-- Start Information given --

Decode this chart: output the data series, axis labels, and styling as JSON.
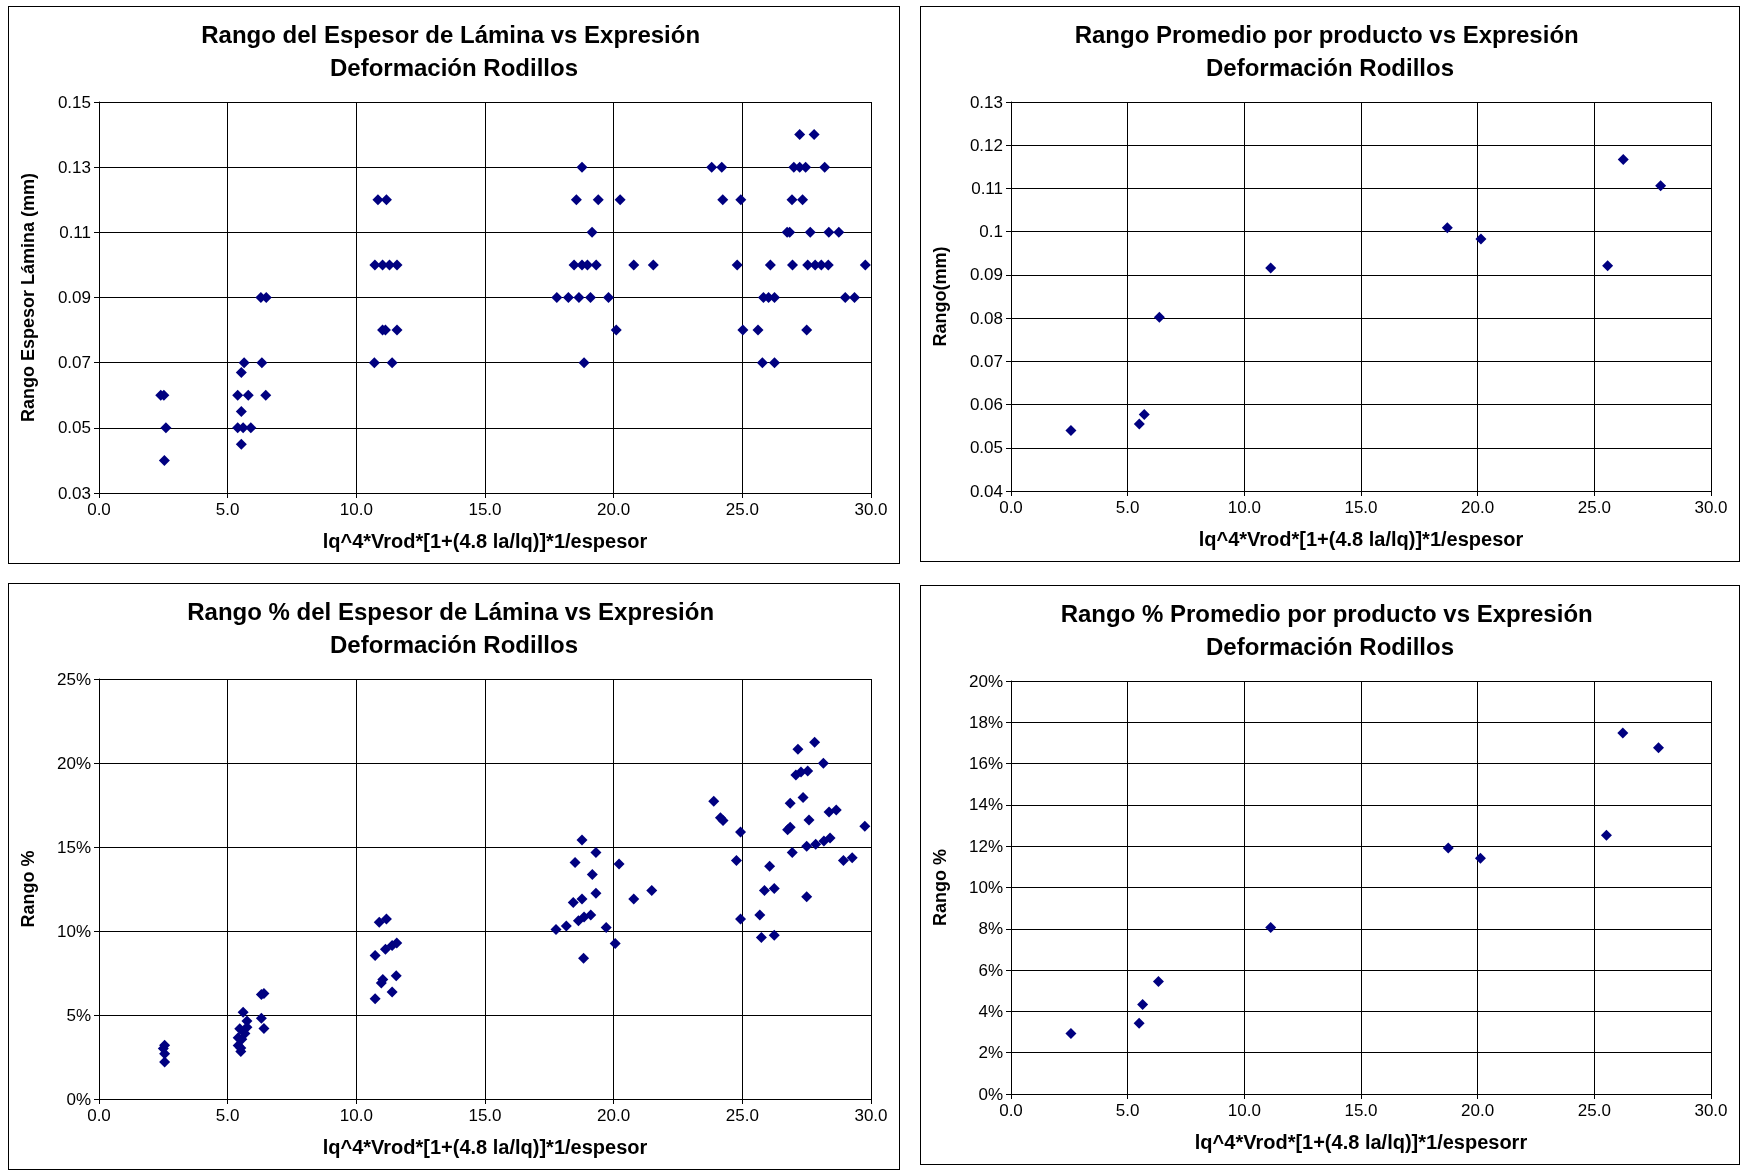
{
  "chart_data": [
    {
      "type": "scatter",
      "title": "Rango del Espesor de Lámina vs Expresión Deformación Rodillos",
      "xlabel": "lq^4*Vrod*[1+(4.8 la/lq)]*1/espesor",
      "ylabel": "Rango Espesor Lámina (mm)",
      "marker": "diamond",
      "grid": true,
      "xlim": [
        0,
        30
      ],
      "xticks": [
        {
          "value": 0,
          "label": "0.0"
        },
        {
          "value": 5,
          "label": "5.0"
        },
        {
          "value": 10,
          "label": "10.0"
        },
        {
          "value": 15,
          "label": "15.0"
        },
        {
          "value": 20,
          "label": "20.0"
        },
        {
          "value": 25,
          "label": "25.0"
        },
        {
          "value": 30,
          "label": "30.0"
        }
      ],
      "ylim": [
        0.03,
        0.15
      ],
      "yticks": [
        0.03,
        0.05,
        0.07,
        0.09,
        0.11,
        0.13,
        0.15
      ],
      "series": [
        {
          "color": "#000080",
          "x": [
            2.4,
            2.52,
            2.6,
            2.54,
            5.39,
            5.8,
            5.53,
            5.39,
            5.6,
            5.9,
            5.53,
            5.53,
            5.64,
            6.33,
            6.48,
            6.29,
            6.5,
            10.84,
            11.17,
            10.72,
            11.02,
            11.29,
            11.58,
            11.02,
            11.13,
            11.58,
            10.7,
            11.39,
            18.77,
            18.55,
            19.4,
            20.25,
            19.16,
            18.46,
            18.77,
            18.98,
            19.32,
            20.78,
            21.54,
            17.79,
            18.24,
            18.65,
            19.1,
            19.8,
            20.1,
            18.85,
            23.81,
            24.2,
            24.24,
            24.94,
            24.8,
            26.09,
            25.82,
            26.02,
            26.25,
            25.02,
            25.61,
            25.78,
            26.25,
            27.23,
            27.79,
            27.0,
            27.23,
            27.46,
            28.2,
            26.93,
            27.34,
            26.74,
            26.84,
            27.64,
            28.36,
            28.75,
            26.95,
            27.54,
            27.83,
            28.07,
            28.34,
            29.78,
            29.0,
            29.36,
            27.5
          ],
          "values": [
            0.06,
            0.06,
            0.05,
            0.04,
            0.06,
            0.06,
            0.055,
            0.05,
            0.05,
            0.05,
            0.045,
            0.067,
            0.07,
            0.07,
            0.06,
            0.09,
            0.09,
            0.12,
            0.12,
            0.1,
            0.1,
            0.1,
            0.1,
            0.08,
            0.08,
            0.08,
            0.07,
            0.07,
            0.13,
            0.12,
            0.12,
            0.12,
            0.11,
            0.1,
            0.1,
            0.1,
            0.1,
            0.1,
            0.1,
            0.09,
            0.09,
            0.09,
            0.09,
            0.09,
            0.08,
            0.07,
            0.13,
            0.13,
            0.12,
            0.12,
            0.1,
            0.1,
            0.09,
            0.09,
            0.09,
            0.08,
            0.08,
            0.07,
            0.07,
            0.14,
            0.14,
            0.13,
            0.13,
            0.13,
            0.13,
            0.12,
            0.12,
            0.11,
            0.11,
            0.11,
            0.11,
            0.11,
            0.1,
            0.1,
            0.1,
            0.1,
            0.1,
            0.1,
            0.09,
            0.09,
            0.08
          ]
        }
      ]
    },
    {
      "type": "scatter",
      "title": "Rango Promedio por producto vs Expresión Deformación Rodillos",
      "xlabel": "lq^4*Vrod*[1+(4.8 la/lq)]*1/espesor",
      "ylabel": "Rango(mm)",
      "marker": "diamond",
      "grid": true,
      "xlim": [
        0,
        30
      ],
      "xticks": [
        {
          "value": 0,
          "label": "0.0"
        },
        {
          "value": 5,
          "label": "5.0"
        },
        {
          "value": 10,
          "label": "10.0"
        },
        {
          "value": 15,
          "label": "15.0"
        },
        {
          "value": 20,
          "label": "20.0"
        },
        {
          "value": 25,
          "label": "25.0"
        },
        {
          "value": 30,
          "label": "30.0"
        }
      ],
      "ylim": [
        0.04,
        0.13
      ],
      "yticks": [
        0.04,
        0.05,
        0.06,
        0.07,
        0.08,
        0.09,
        0.1,
        0.11,
        0.12,
        0.13
      ],
      "series": [
        {
          "color": "#000080",
          "x": [
            2.57,
            5.5,
            5.71,
            6.36,
            11.13,
            18.7,
            20.14,
            25.57,
            26.24,
            27.84
          ],
          "values": [
            0.054,
            0.0555,
            0.0577,
            0.0802,
            0.0916,
            0.1009,
            0.0983,
            0.0921,
            0.1167,
            0.1106
          ]
        }
      ]
    },
    {
      "type": "scatter",
      "title": "Rango % del Espesor de Lámina vs Expresión Deformación Rodillos",
      "xlabel": "lq^4*Vrod*[1+(4.8 la/lq)]*1/espesor",
      "ylabel": "Rango %",
      "marker": "diamond",
      "grid": true,
      "xlim": [
        0,
        30
      ],
      "xticks": [
        {
          "value": 0,
          "label": "0.0"
        },
        {
          "value": 5,
          "label": "5.0"
        },
        {
          "value": 10,
          "label": "10.0"
        },
        {
          "value": 15,
          "label": "15.0"
        },
        {
          "value": 20,
          "label": "20.0"
        },
        {
          "value": 25,
          "label": "25.0"
        },
        {
          "value": 30,
          "label": "30.0"
        }
      ],
      "ylim": [
        0,
        25
      ],
      "yticks": [
        {
          "value": 0,
          "label": "0%"
        },
        {
          "value": 5,
          "label": "5%"
        },
        {
          "value": 10,
          "label": "10%"
        },
        {
          "value": 15,
          "label": "15%"
        },
        {
          "value": 20,
          "label": "20%"
        },
        {
          "value": 25,
          "label": "25%"
        }
      ],
      "series": [
        {
          "color": "#000080",
          "x": [
            2.55,
            2.5,
            2.55,
            2.55,
            5.6,
            5.47,
            5.75,
            5.41,
            5.67,
            5.41,
            5.51,
            5.75,
            6.31,
            6.41,
            6.31,
            6.41,
            5.55,
            5.51,
            10.89,
            11.17,
            10.73,
            11.13,
            11.39,
            11.57,
            11.03,
            10.97,
            11.55,
            10.73,
            11.39,
            18.77,
            18.5,
            19.31,
            19.17,
            20.21,
            19.31,
            18.43,
            18.77,
            20.78,
            21.48,
            17.76,
            18.16,
            18.63,
            19.11,
            18.85,
            19.71,
            20.06,
            18.83,
            23.89,
            24.15,
            24.25,
            24.93,
            24.77,
            26.06,
            24.93,
            25.68,
            25.86,
            26.24,
            25.74,
            26.24,
            27.16,
            27.81,
            28.15,
            27.08,
            27.28,
            27.54,
            27.36,
            26.86,
            27.59,
            26.76,
            26.86,
            28.37,
            28.65,
            26.94,
            27.5,
            27.85,
            28.17,
            28.41,
            27.5,
            28.93,
            29.27,
            29.76
          ],
          "values": [
            3.2,
            3.0,
            2.7,
            2.2,
            5.17,
            4.18,
            4.64,
            3.65,
            3.9,
            3.19,
            2.82,
            4.27,
            6.22,
            6.28,
            4.8,
            4.2,
            3.56,
            3.03,
            10.52,
            10.71,
            8.54,
            8.91,
            9.13,
            9.28,
            7.12,
            6.9,
            7.33,
            5.97,
            6.37,
            15.41,
            14.08,
            14.67,
            13.37,
            13.99,
            12.25,
            11.7,
            11.91,
            11.91,
            12.41,
            10.09,
            10.3,
            10.61,
            10.95,
            10.83,
            10.21,
            9.25,
            8.38,
            17.73,
            16.74,
            16.58,
            15.9,
            14.2,
            13.86,
            10.71,
            10.95,
            12.41,
            12.53,
            9.62,
            9.75,
            20.82,
            21.23,
            19.99,
            19.28,
            19.46,
            19.52,
            17.95,
            17.6,
            16.61,
            16.03,
            16.18,
            17.08,
            17.2,
            14.67,
            15.04,
            15.16,
            15.35,
            15.53,
            12.04,
            14.2,
            14.36,
            16.24
          ]
        }
      ]
    },
    {
      "type": "scatter",
      "title": "Rango % Promedio por producto vs Expresión Deformación Rodillos",
      "xlabel": "lq^4*Vrod*[1+(4.8 la/lq)]*1/espesorr",
      "ylabel": "Rango %",
      "marker": "diamond",
      "grid": true,
      "xlim": [
        0,
        30
      ],
      "xticks": [
        {
          "value": 0,
          "label": "0.0"
        },
        {
          "value": 5,
          "label": "5.0"
        },
        {
          "value": 10,
          "label": "10.0"
        },
        {
          "value": 15,
          "label": "15.0"
        },
        {
          "value": 20,
          "label": "20.0"
        },
        {
          "value": 25,
          "label": "25.0"
        },
        {
          "value": 30,
          "label": "30.0"
        }
      ],
      "ylim": [
        0,
        20
      ],
      "yticks": [
        {
          "value": 0,
          "label": "0%"
        },
        {
          "value": 2,
          "label": "2%"
        },
        {
          "value": 4,
          "label": "4%"
        },
        {
          "value": 6,
          "label": "6%"
        },
        {
          "value": 8,
          "label": "8%"
        },
        {
          "value": 10,
          "label": "10%"
        },
        {
          "value": 12,
          "label": "12%"
        },
        {
          "value": 14,
          "label": "14%"
        },
        {
          "value": 16,
          "label": "16%"
        },
        {
          "value": 18,
          "label": "18%"
        },
        {
          "value": 20,
          "label": "20%"
        }
      ],
      "series": [
        {
          "color": "#000080",
          "x": [
            2.57,
            5.49,
            5.64,
            6.32,
            11.13,
            18.74,
            20.12,
            25.52,
            26.22,
            27.75
          ],
          "values": [
            2.93,
            3.43,
            4.34,
            5.45,
            8.06,
            11.91,
            11.42,
            12.53,
            17.48,
            16.77
          ]
        }
      ]
    }
  ]
}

-- End Information given --

**What to produce**. From the entries above, return each line with the word "ylabel" in it.

**Solution for this task**.
      "ylabel": "Rango Espesor Lámina (mm)",
      "ylabel": "Rango(mm)",
      "ylabel": "Rango %",
      "ylabel": "Rango %",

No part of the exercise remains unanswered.